▶ **Figure dataset records**:
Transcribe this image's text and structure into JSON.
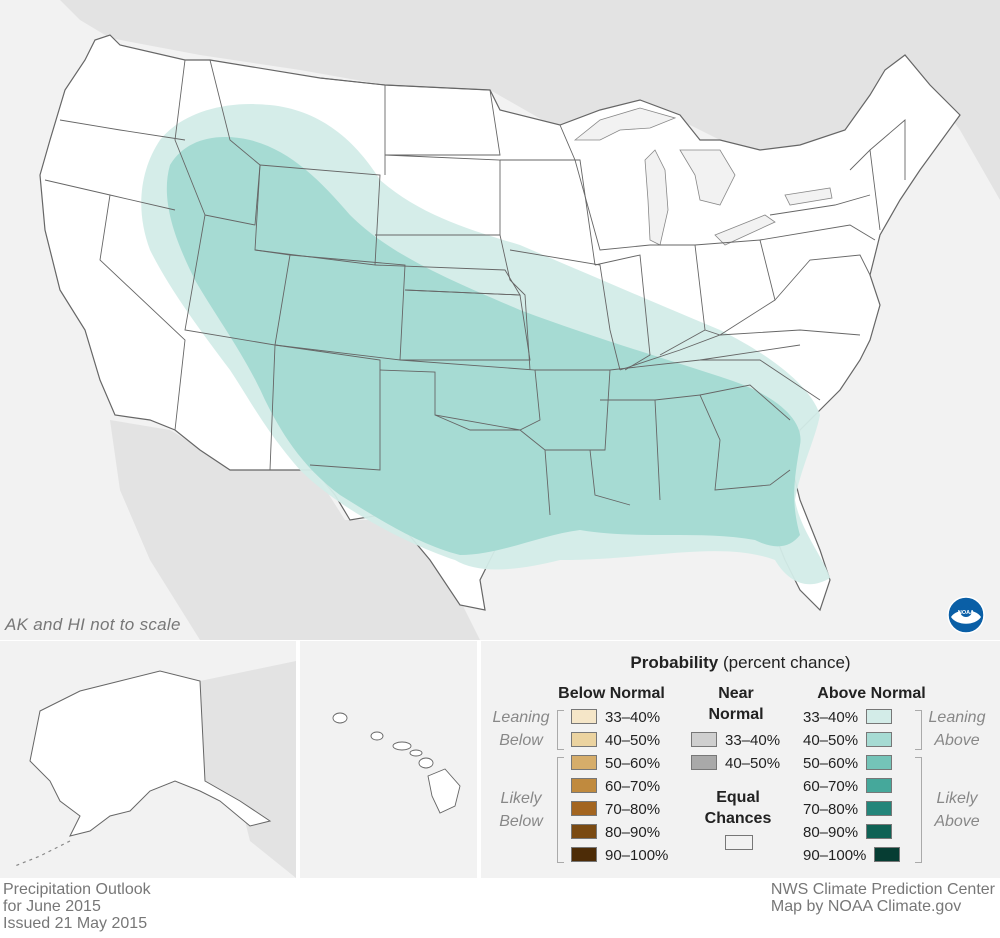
{
  "map": {
    "inset_note": "AK and HI not to scale",
    "colors": {
      "background": "#f2f2f2",
      "land": "#ffffff",
      "neighbor_land": "#e3e3e3",
      "leaning_above": "#d3ece8",
      "above_40_50": "#a6dbd3",
      "border": "#666666"
    },
    "logo": "noaa-logo",
    "outlook_regions": [
      {
        "category": "Above Normal",
        "probability": "33–40%",
        "area": "Leaning Above band from northern Rockies across central Plains and Mississippi Valley to the Carolinas and Florida"
      },
      {
        "category": "Above Normal",
        "probability": "40–50%",
        "area": "Core from Idaho, Wyoming, Colorado and Utah through Kansas, Oklahoma, Texas and the Gulf Coast states"
      }
    ]
  },
  "legend": {
    "title": "Probability",
    "title_suffix": "(percent chance)",
    "below": {
      "header": "Below Normal",
      "leaning_label": [
        "Leaning",
        "Below"
      ],
      "likely_label": [
        "Likely",
        "Below"
      ],
      "items": [
        {
          "label": "33–40%",
          "color": "#f5e6c8"
        },
        {
          "label": "40–50%",
          "color": "#ebd3a0"
        },
        {
          "label": "50–60%",
          "color": "#d6ad6a"
        },
        {
          "label": "60–70%",
          "color": "#c08a3e"
        },
        {
          "label": "70–80%",
          "color": "#a36520"
        },
        {
          "label": "80–90%",
          "color": "#7a4a12"
        },
        {
          "label": "90–100%",
          "color": "#4d2c07"
        }
      ]
    },
    "near": {
      "header": [
        "Near",
        "Normal"
      ],
      "items": [
        {
          "label": "33–40%",
          "color": "#cfcfcf"
        },
        {
          "label": "40–50%",
          "color": "#a9a9a9"
        }
      ]
    },
    "equal": {
      "header": [
        "Equal",
        "Chances"
      ],
      "color": "#ffffff"
    },
    "above": {
      "header": "Above Normal",
      "leaning_label": [
        "Leaning",
        "Above"
      ],
      "likely_label": [
        "Likely",
        "Above"
      ],
      "items": [
        {
          "label": "33–40%",
          "color": "#d3ece8"
        },
        {
          "label": "40–50%",
          "color": "#a6dbd3"
        },
        {
          "label": "50–60%",
          "color": "#74c4b8"
        },
        {
          "label": "60–70%",
          "color": "#45a89b"
        },
        {
          "label": "70–80%",
          "color": "#23857a"
        },
        {
          "label": "80–90%",
          "color": "#0f6255"
        },
        {
          "label": "90–100%",
          "color": "#063d33"
        }
      ]
    }
  },
  "footer": {
    "left": [
      "Precipitation Outlook",
      "for June 2015",
      "Issued 21 May 2015"
    ],
    "right": [
      "NWS Climate Prediction Center",
      "Map by NOAA Climate.gov"
    ]
  }
}
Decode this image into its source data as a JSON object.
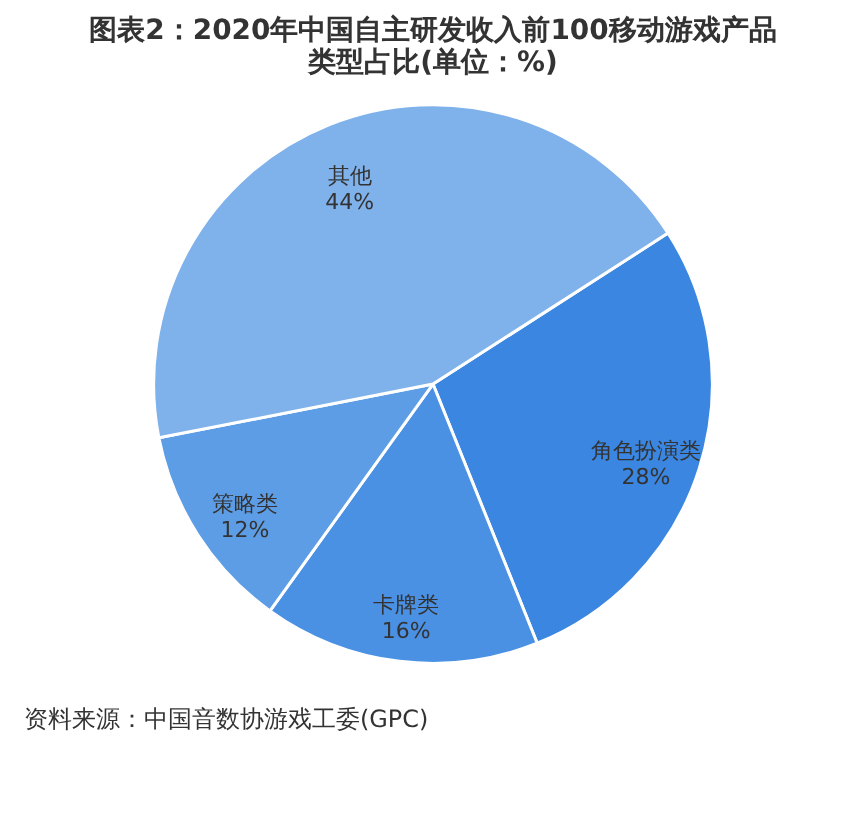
{
  "chart_data": {
    "type": "pie",
    "title": "图表2：2020年中国自主研发收入前100移动游戏产品类型占比(单位：%)",
    "categories": [
      "角色扮演类",
      "卡牌类",
      "策略类",
      "其他"
    ],
    "values": [
      28,
      16,
      12,
      44
    ],
    "value_labels": [
      "28%",
      "16%",
      "12%",
      "44%"
    ],
    "colors": [
      "#3a86e0",
      "#4a91e4",
      "#5d9de6",
      "#7fb1ea"
    ],
    "legend": false,
    "annotations": [
      "资料来源：中国音数协游戏工委(GPC)"
    ]
  }
}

▶ **WHAT TO PRODUCE**:
Without the pictures, transcribe the listing above exactly.

▶ **TASK OUTPUT**:
Transcribe this image's text and structure into JSON.
{
  "map": {
    "inset_note": "AK and HI not to scale",
    "colors": {
      "background": "#f2f2f2",
      "land": "#ffffff",
      "neighbor_land": "#e3e3e3",
      "leaning_above": "#d3ece8",
      "above_40_50": "#a6dbd3",
      "border": "#666666"
    },
    "logo": "noaa-logo",
    "outlook_regions": [
      {
        "category": "Above Normal",
        "probability": "33–40%",
        "area": "Leaning Above band from northern Rockies across central Plains and Mississippi Valley to the Carolinas and Florida"
      },
      {
        "category": "Above Normal",
        "probability": "40–50%",
        "area": "Core from Idaho, Wyoming, Colorado and Utah through Kansas, Oklahoma, Texas and the Gulf Coast states"
      }
    ]
  },
  "legend": {
    "title": "Probability",
    "title_suffix": "(percent chance)",
    "below": {
      "header": "Below Normal",
      "leaning_label": [
        "Leaning",
        "Below"
      ],
      "likely_label": [
        "Likely",
        "Below"
      ],
      "items": [
        {
          "label": "33–40%",
          "color": "#f5e6c8"
        },
        {
          "label": "40–50%",
          "color": "#ebd3a0"
        },
        {
          "label": "50–60%",
          "color": "#d6ad6a"
        },
        {
          "label": "60–70%",
          "color": "#c08a3e"
        },
        {
          "label": "70–80%",
          "color": "#a36520"
        },
        {
          "label": "80–90%",
          "color": "#7a4a12"
        },
        {
          "label": "90–100%",
          "color": "#4d2c07"
        }
      ]
    },
    "near": {
      "header": [
        "Near",
        "Normal"
      ],
      "items": [
        {
          "label": "33–40%",
          "color": "#cfcfcf"
        },
        {
          "label": "40–50%",
          "color": "#a9a9a9"
        }
      ]
    },
    "equal": {
      "header": [
        "Equal",
        "Chances"
      ],
      "color": "#ffffff"
    },
    "above": {
      "header": "Above Normal",
      "leaning_label": [
        "Leaning",
        "Above"
      ],
      "likely_label": [
        "Likely",
        "Above"
      ],
      "items": [
        {
          "label": "33–40%",
          "color": "#d3ece8"
        },
        {
          "label": "40–50%",
          "color": "#a6dbd3"
        },
        {
          "label": "50–60%",
          "color": "#74c4b8"
        },
        {
          "label": "60–70%",
          "color": "#45a89b"
        },
        {
          "label": "70–80%",
          "color": "#23857a"
        },
        {
          "label": "80–90%",
          "color": "#0f6255"
        },
        {
          "label": "90–100%",
          "color": "#063d33"
        }
      ]
    }
  },
  "footer": {
    "left": [
      "Precipitation Outlook",
      "for June 2015",
      "Issued 21 May 2015"
    ],
    "right": [
      "NWS Climate Prediction Center",
      "Map by NOAA Climate.gov"
    ]
  }
}
Decode this image into its source data as a JSON object.
{
  "chart_data": {
    "type": "pie",
    "title": "图表2：2020年中国自主研发收入前100移动游戏产品类型占比(单位：%)",
    "categories": [
      "角色扮演类",
      "卡牌类",
      "策略类",
      "其他"
    ],
    "values": [
      28,
      16,
      12,
      44
    ],
    "value_labels": [
      "28%",
      "16%",
      "12%",
      "44%"
    ],
    "colors": [
      "#3a86e0",
      "#4a91e4",
      "#5d9de6",
      "#7fb1ea"
    ],
    "legend": false,
    "annotations": [
      "资料来源：中国音数协游戏工委(GPC)"
    ]
  }
}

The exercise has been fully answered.